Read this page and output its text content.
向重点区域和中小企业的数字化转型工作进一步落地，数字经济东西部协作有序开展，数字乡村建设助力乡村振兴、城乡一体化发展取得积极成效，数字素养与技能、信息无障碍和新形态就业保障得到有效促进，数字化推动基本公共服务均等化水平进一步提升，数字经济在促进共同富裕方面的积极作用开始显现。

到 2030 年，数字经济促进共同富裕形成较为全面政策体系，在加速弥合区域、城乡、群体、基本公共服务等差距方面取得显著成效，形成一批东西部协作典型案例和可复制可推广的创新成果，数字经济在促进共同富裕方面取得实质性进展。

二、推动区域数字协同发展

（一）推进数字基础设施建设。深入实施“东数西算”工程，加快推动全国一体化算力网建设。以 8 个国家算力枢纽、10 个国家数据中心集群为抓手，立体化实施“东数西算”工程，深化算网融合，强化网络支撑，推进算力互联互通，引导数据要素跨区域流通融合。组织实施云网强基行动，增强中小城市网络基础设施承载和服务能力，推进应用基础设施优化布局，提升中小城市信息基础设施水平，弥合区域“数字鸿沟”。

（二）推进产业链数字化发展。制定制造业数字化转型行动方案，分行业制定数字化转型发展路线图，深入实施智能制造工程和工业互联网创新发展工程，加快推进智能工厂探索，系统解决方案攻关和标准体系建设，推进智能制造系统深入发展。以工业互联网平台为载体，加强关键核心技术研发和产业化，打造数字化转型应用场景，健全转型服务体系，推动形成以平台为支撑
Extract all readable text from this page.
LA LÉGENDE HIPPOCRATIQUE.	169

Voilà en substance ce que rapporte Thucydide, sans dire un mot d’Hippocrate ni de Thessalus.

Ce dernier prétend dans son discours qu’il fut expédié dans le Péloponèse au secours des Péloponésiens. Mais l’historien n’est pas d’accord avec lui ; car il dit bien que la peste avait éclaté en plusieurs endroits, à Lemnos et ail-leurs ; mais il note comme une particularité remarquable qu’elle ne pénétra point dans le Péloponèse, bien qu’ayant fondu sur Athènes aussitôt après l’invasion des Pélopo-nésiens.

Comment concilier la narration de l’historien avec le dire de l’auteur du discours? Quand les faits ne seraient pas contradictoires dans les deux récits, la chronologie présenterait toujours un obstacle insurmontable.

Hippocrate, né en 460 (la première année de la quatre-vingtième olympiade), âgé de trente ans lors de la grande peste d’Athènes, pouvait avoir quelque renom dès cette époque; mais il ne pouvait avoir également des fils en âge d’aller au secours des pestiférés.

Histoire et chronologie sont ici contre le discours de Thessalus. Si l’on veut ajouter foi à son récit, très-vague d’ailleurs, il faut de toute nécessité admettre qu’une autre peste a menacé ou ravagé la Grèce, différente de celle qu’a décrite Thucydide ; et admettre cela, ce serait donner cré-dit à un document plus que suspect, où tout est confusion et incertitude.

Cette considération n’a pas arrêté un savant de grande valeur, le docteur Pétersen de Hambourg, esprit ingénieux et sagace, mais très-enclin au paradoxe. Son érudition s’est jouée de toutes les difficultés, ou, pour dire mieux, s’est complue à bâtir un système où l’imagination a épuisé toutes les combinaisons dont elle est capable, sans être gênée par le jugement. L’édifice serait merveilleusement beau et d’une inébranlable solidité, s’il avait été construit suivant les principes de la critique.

☆ ☆ ☆

▶ **Objective**:
Each record must be returned exactly as it is written.

▶ **Exercise result**:
Read this page and output its text content.
向重点区域和中小企业的数字化转型工作进一步落地，数字经济东西部协作有序开展，数字乡村建设助力乡村振兴、城乡一体化发展取得积极成效，数字素养与技能、信息无障碍和新形态就业保障得到有效促进，数字化推动基本公共服务均等化水平进一步提升，数字经济在促进共同富裕方面的积极作用开始显现。

到 2030 年，数字经济促进共同富裕形成较为全面政策体系，在加速弥合区域、城乡、群体、基本公共服务等差距方面取得显著成效，形成一批东西部协作典型案例和可复制可推广的创新成果，数字经济在促进共同富裕方面取得实质性进展。

二、推动区域数字协同发展

（一）推进数字基础设施建设。深入实施“东数西算”工程，加快推动全国一体化算力网建设。以 8 个国家算力枢纽、10 个国家数据中心集群为抓手，立体化实施“东数西算”工程，深化算网融合，强化网络支撑，推进算力互联互通，引导数据要素跨区域流通融合。组织实施云网强基行动，增强中小城市网络基础设施承载和服务能力，推进应用基础设施优化布局，提升中小城市信息基础设施水平，弥合区域“数字鸿沟”。

（二）推进产业链数字化发展。制定制造业数字化转型行动方案，分行业制定数字化转型发展路线图，深入实施智能制造工程和工业互联网创新发展工程，加快推进智能工厂探索，系统解决方案攻关和标准体系建设，推进智能制造系统深入发展。以工业互联网平台为载体，加强关键核心技术研发和产业化，打造数字化转型应用场景，健全转型服务体系，推动形成以平台为支撑
Extract all readable text from this page.
LA LÉGENDE HIPPOCRATIQUE.	169

Voilà en substance ce que rapporte Thucydide, sans dire un mot d’Hippocrate ni de Thessalus.

Ce dernier prétend dans son discours qu’il fut expédié dans le Péloponèse au secours des Péloponésiens. Mais l’historien n’est pas d’accord avec lui ; car il dit bien que la peste avait éclaté en plusieurs endroits, à Lemnos et ail-leurs ; mais il note comme une particularité remarquable qu’elle ne pénétra point dans le Péloponèse, bien qu’ayant fondu sur Athènes aussitôt après l’invasion des Pélopo-nésiens.

Comment concilier la narration de l’historien avec le dire de l’auteur du discours? Quand les faits ne seraient pas contradictoires dans les deux récits, la chronologie présenterait toujours un obstacle insurmontable.

Hippocrate, né en 460 (la première année de la quatre-vingtième olympiade), âgé de trente ans lors de la grande peste d’Athènes, pouvait avoir quelque renom dès cette époque; mais il ne pouvait avoir également des fils en âge d’aller au secours des pestiférés.

Histoire et chronologie sont ici contre le discours de Thessalus. Si l’on veut ajouter foi à son récit, très-vague d’ailleurs, il faut de toute nécessité admettre qu’une autre peste a menacé ou ravagé la Grèce, différente de celle qu’a décrite Thucydide ; et admettre cela, ce serait donner cré-dit à un document plus que suspect, où tout est confusion et incertitude.

Cette considération n’a pas arrêté un savant de grande valeur, le docteur Pétersen de Hambourg, esprit ingénieux et sagace, mais très-enclin au paradoxe. Son érudition s’est jouée de toutes les difficultés, ou, pour dire mieux, s’est complue à bâtir un système où l’imagination a épuisé toutes les combinaisons dont elle est capable, sans être gênée par le jugement. L’édifice serait merveilleusement beau et d’une inébranlable solidité, s’il avait été construit suivant les principes de la critique.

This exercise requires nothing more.